• **Set exercise**
Images should be left out, and everything else in the listing reproduced exactly.

[Entries taken from a collection]
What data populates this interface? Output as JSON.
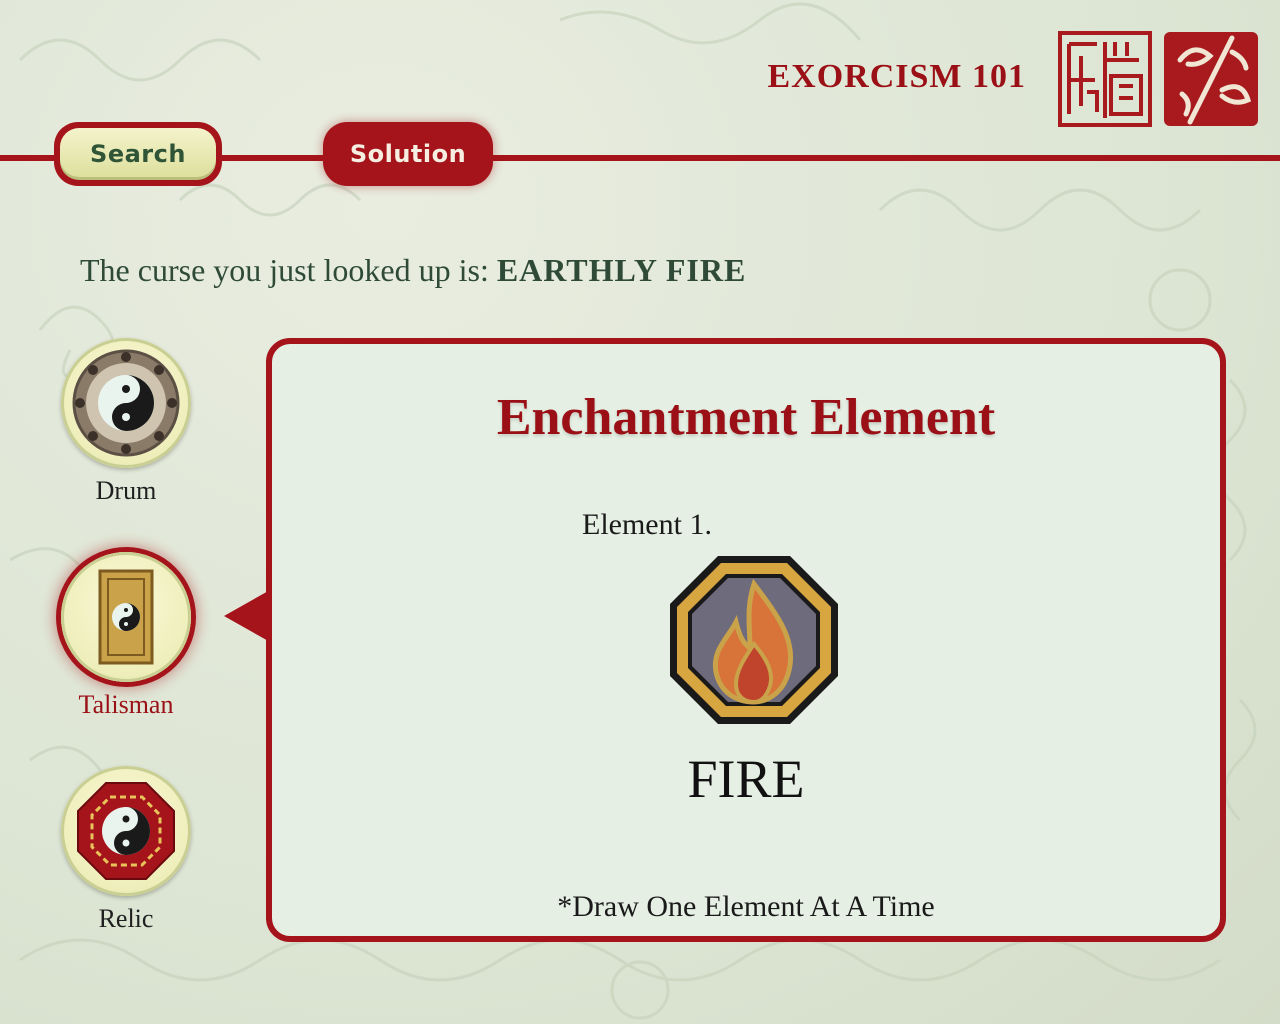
{
  "header": {
    "title": "EXORCISM 101",
    "tabs": {
      "search_label": "Search",
      "solution_label": "Solution"
    }
  },
  "curse": {
    "prefix": "The curse you just looked up is:",
    "name": "EARTHLY FIRE"
  },
  "nav": {
    "items": [
      {
        "label": "Drum",
        "icon": "drum-icon",
        "selected": false
      },
      {
        "label": "Talisman",
        "icon": "talisman-icon",
        "selected": true
      },
      {
        "label": "Relic",
        "icon": "relic-icon",
        "selected": false
      }
    ]
  },
  "panel": {
    "title": "Enchantment Element",
    "element_label": "Element 1.",
    "element_icon": "fire-element-icon",
    "element_name": "FIRE",
    "note": "*Draw One Element At A Time"
  },
  "colors": {
    "accent_red": "#a5141b",
    "title_red": "#9a1016",
    "text_green": "#2f4b38",
    "search_text": "#2f5436",
    "panel_bg": "#e5efe3",
    "page_bg": "#dde5d4"
  }
}
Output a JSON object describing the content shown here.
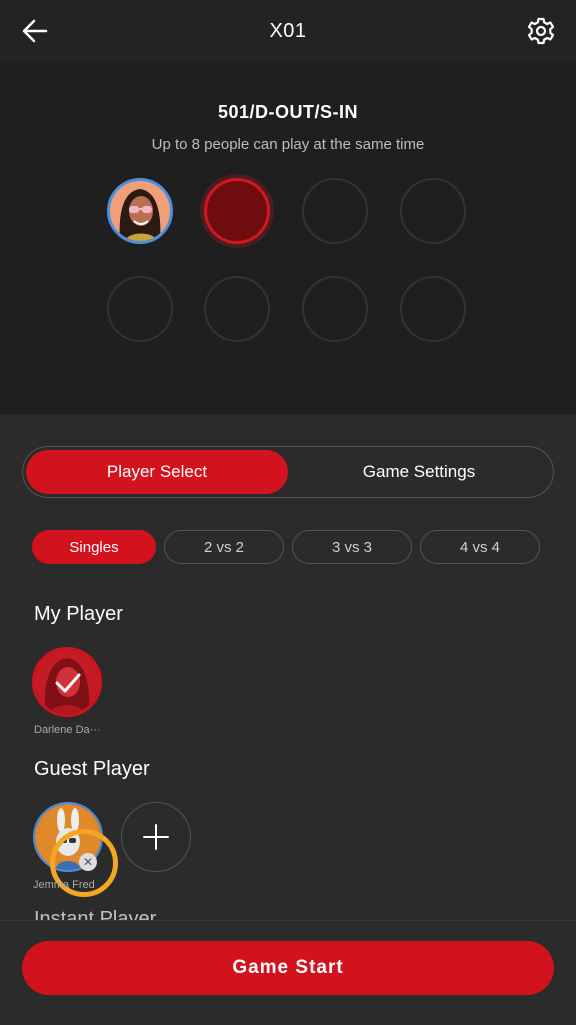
{
  "header": {
    "title": "X01",
    "back_icon": "arrow-left-icon",
    "settings_icon": "gear-icon"
  },
  "game": {
    "name": "501/D-OUT/S-IN",
    "description": "Up to 8 people can play at the same time"
  },
  "tabs": [
    {
      "label": "Player Select",
      "selected": true
    },
    {
      "label": "Game Settings",
      "selected": false
    }
  ],
  "modes": [
    {
      "label": "Singles",
      "selected": true
    },
    {
      "label": "2 vs 2",
      "selected": false
    },
    {
      "label": "3 vs 3",
      "selected": false
    },
    {
      "label": "4 vs 4",
      "selected": false
    }
  ],
  "my_player": {
    "section_title": "My Player",
    "players": [
      {
        "name": "Darlene Da···",
        "selected": true
      }
    ]
  },
  "guest_player": {
    "section_title": "Guest Player",
    "players": [
      {
        "name": "Jemma Fred"
      }
    ]
  },
  "next_section_partial": "Instant Player",
  "start_button": "Game Start",
  "colors": {
    "accent": "#d2121d",
    "highlight": "#f5a623",
    "avatar_border": "#4a90e2"
  }
}
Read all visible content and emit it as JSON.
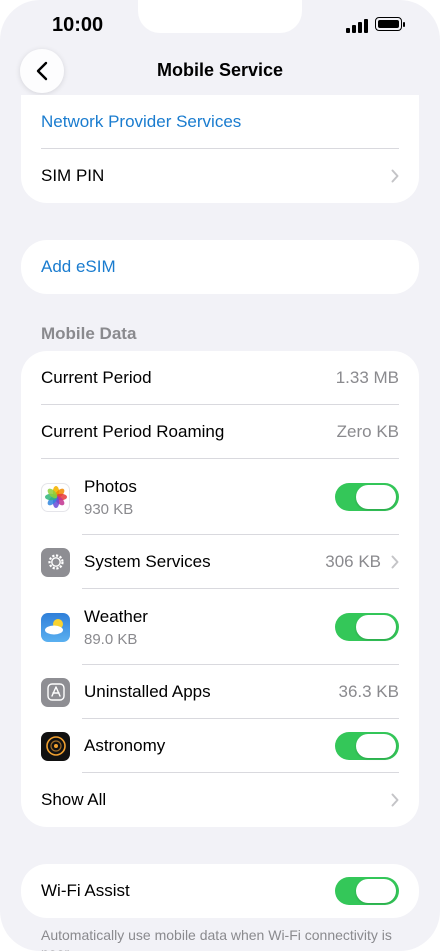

• **Exercise answer**
What data populates this interface? Output as JSON.
{
  "header": {
    "title": "EXORCISM 101",
    "tabs": {
      "search_label": "Search",
      "solution_label": "Solution"
    }
  },
  "curse": {
    "prefix": "The curse you just looked up is:",
    "name": "EARTHLY FIRE"
  },
  "nav": {
    "items": [
      {
        "label": "Drum",
        "icon": "drum-icon",
        "selected": false
      },
      {
        "label": "Talisman",
        "icon": "talisman-icon",
        "selected": true
      },
      {
        "label": "Relic",
        "icon": "relic-icon",
        "selected": false
      }
    ]
  },
  "panel": {
    "title": "Enchantment Element",
    "element_label": "Element 1.",
    "element_icon": "fire-element-icon",
    "element_name": "FIRE",
    "note": "*Draw One Element At A Time"
  },
  "colors": {
    "accent_red": "#a5141b",
    "title_red": "#9a1016",
    "text_green": "#2f4b38",
    "search_text": "#2f5436",
    "panel_bg": "#e5efe3",
    "page_bg": "#dde5d4"
  }
}
Output a JSON object describing the content shown here.
{
  "header": {
    "title": "X01",
    "back_icon": "arrow-left-icon",
    "settings_icon": "gear-icon"
  },
  "game": {
    "name": "501/D-OUT/S-IN",
    "description": "Up to 8 people can play at the same time"
  },
  "tabs": [
    {
      "label": "Player Select",
      "selected": true
    },
    {
      "label": "Game Settings",
      "selected": false
    }
  ],
  "modes": [
    {
      "label": "Singles",
      "selected": true
    },
    {
      "label": "2 vs 2",
      "selected": false
    },
    {
      "label": "3 vs 3",
      "selected": false
    },
    {
      "label": "4 vs 4",
      "selected": false
    }
  ],
  "my_player": {
    "section_title": "My Player",
    "players": [
      {
        "name": "Darlene Da···",
        "selected": true
      }
    ]
  },
  "guest_player": {
    "section_title": "Guest Player",
    "players": [
      {
        "name": "Jemma Fred"
      }
    ]
  },
  "next_section_partial": "Instant Player",
  "start_button": "Game Start",
  "colors": {
    "accent": "#d2121d",
    "highlight": "#f5a623",
    "avatar_border": "#4a90e2"
  }
}
Read all visible content and emit it as JSON.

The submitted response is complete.